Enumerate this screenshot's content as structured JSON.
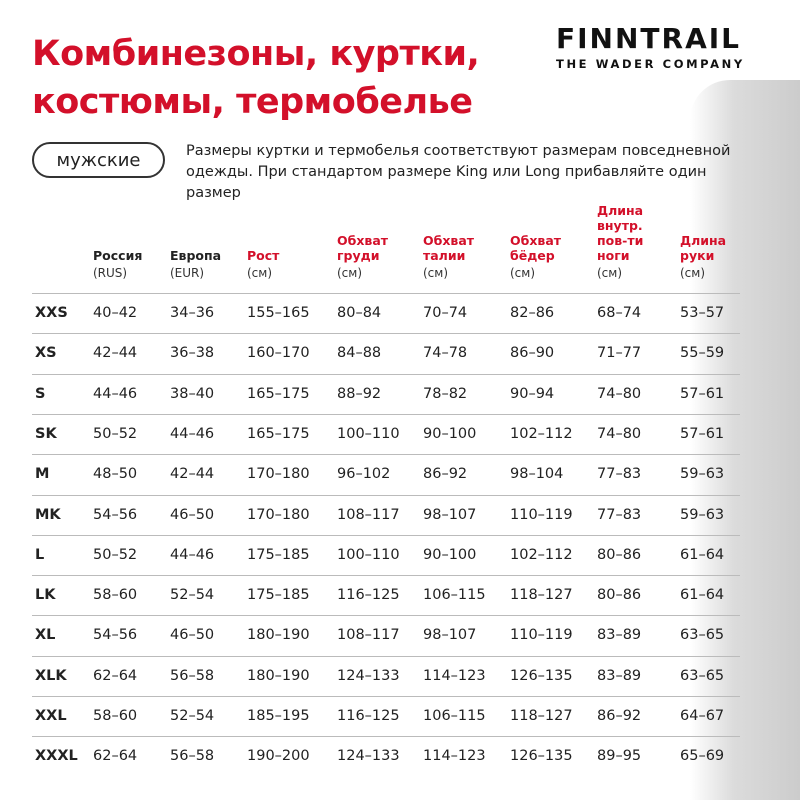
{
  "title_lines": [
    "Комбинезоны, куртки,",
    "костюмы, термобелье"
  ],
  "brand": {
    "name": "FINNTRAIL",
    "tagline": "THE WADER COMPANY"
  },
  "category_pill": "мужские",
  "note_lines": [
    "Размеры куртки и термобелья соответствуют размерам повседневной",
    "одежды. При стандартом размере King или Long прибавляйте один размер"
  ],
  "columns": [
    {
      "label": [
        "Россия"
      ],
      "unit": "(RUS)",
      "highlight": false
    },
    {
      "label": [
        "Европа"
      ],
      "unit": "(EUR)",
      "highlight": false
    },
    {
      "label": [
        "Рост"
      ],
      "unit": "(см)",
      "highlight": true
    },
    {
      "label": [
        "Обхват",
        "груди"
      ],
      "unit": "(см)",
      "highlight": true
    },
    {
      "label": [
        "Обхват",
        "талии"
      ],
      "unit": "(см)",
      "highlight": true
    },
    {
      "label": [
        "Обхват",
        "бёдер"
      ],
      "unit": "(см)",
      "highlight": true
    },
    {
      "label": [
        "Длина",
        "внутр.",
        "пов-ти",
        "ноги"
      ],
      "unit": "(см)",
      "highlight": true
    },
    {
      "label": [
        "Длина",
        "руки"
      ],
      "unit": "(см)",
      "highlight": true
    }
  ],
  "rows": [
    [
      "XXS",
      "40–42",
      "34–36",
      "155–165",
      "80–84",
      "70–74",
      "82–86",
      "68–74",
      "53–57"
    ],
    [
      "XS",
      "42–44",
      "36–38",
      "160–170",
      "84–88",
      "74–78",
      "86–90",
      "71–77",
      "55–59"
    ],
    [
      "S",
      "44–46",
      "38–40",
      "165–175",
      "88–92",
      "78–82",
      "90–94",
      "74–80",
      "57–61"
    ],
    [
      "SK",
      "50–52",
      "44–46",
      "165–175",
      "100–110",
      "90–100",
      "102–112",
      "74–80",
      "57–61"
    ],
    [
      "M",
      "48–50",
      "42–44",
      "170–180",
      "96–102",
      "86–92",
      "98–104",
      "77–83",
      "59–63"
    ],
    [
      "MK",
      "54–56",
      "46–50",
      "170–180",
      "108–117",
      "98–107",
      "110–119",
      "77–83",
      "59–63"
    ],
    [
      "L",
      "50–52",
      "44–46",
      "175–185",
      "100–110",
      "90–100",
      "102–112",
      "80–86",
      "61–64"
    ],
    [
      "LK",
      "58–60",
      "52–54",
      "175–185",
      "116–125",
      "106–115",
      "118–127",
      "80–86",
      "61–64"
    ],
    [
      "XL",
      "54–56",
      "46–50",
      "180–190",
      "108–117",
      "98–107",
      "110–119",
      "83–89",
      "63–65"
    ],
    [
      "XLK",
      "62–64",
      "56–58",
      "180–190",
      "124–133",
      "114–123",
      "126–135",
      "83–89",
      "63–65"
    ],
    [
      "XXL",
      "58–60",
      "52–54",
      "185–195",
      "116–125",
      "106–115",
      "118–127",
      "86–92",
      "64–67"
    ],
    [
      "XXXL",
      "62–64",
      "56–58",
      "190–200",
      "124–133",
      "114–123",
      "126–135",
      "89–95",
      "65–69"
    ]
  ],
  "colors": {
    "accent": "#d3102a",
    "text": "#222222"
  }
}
+++
* [EXERCISE DIRECTIONS]:
Go through the material above and print all of it exactly, except the pictures.

* [ANSWER TO THE EXERCISE]:
Enumerate this screenshot's content as structured JSON.
{
  "title_lines": [
    "Комбинезоны, куртки,",
    "костюмы, термобелье"
  ],
  "brand": {
    "name": "FINNTRAIL",
    "tagline": "THE WADER COMPANY"
  },
  "category_pill": "мужские",
  "note_lines": [
    "Размеры куртки и термобелья соответствуют размерам повседневной",
    "одежды. При стандартом размере King или Long прибавляйте один размер"
  ],
  "columns": [
    {
      "label": [
        "Россия"
      ],
      "unit": "(RUS)",
      "highlight": false
    },
    {
      "label": [
        "Европа"
      ],
      "unit": "(EUR)",
      "highlight": false
    },
    {
      "label": [
        "Рост"
      ],
      "unit": "(см)",
      "highlight": true
    },
    {
      "label": [
        "Обхват",
        "груди"
      ],
      "unit": "(см)",
      "highlight": true
    },
    {
      "label": [
        "Обхват",
        "талии"
      ],
      "unit": "(см)",
      "highlight": true
    },
    {
      "label": [
        "Обхват",
        "бёдер"
      ],
      "unit": "(см)",
      "highlight": true
    },
    {
      "label": [
        "Длина",
        "внутр.",
        "пов-ти",
        "ноги"
      ],
      "unit": "(см)",
      "highlight": true
    },
    {
      "label": [
        "Длина",
        "руки"
      ],
      "unit": "(см)",
      "highlight": true
    }
  ],
  "rows": [
    [
      "XXS",
      "40–42",
      "34–36",
      "155–165",
      "80–84",
      "70–74",
      "82–86",
      "68–74",
      "53–57"
    ],
    [
      "XS",
      "42–44",
      "36–38",
      "160–170",
      "84–88",
      "74–78",
      "86–90",
      "71–77",
      "55–59"
    ],
    [
      "S",
      "44–46",
      "38–40",
      "165–175",
      "88–92",
      "78–82",
      "90–94",
      "74–80",
      "57–61"
    ],
    [
      "SK",
      "50–52",
      "44–46",
      "165–175",
      "100–110",
      "90–100",
      "102–112",
      "74–80",
      "57–61"
    ],
    [
      "M",
      "48–50",
      "42–44",
      "170–180",
      "96–102",
      "86–92",
      "98–104",
      "77–83",
      "59–63"
    ],
    [
      "MK",
      "54–56",
      "46–50",
      "170–180",
      "108–117",
      "98–107",
      "110–119",
      "77–83",
      "59–63"
    ],
    [
      "L",
      "50–52",
      "44–46",
      "175–185",
      "100–110",
      "90–100",
      "102–112",
      "80–86",
      "61–64"
    ],
    [
      "LK",
      "58–60",
      "52–54",
      "175–185",
      "116–125",
      "106–115",
      "118–127",
      "80–86",
      "61–64"
    ],
    [
      "XL",
      "54–56",
      "46–50",
      "180–190",
      "108–117",
      "98–107",
      "110–119",
      "83–89",
      "63–65"
    ],
    [
      "XLK",
      "62–64",
      "56–58",
      "180–190",
      "124–133",
      "114–123",
      "126–135",
      "83–89",
      "63–65"
    ],
    [
      "XXL",
      "58–60",
      "52–54",
      "185–195",
      "116–125",
      "106–115",
      "118–127",
      "86–92",
      "64–67"
    ],
    [
      "XXXL",
      "62–64",
      "56–58",
      "190–200",
      "124–133",
      "114–123",
      "126–135",
      "89–95",
      "65–69"
    ]
  ],
  "colors": {
    "accent": "#d3102a",
    "text": "#222222"
  }
}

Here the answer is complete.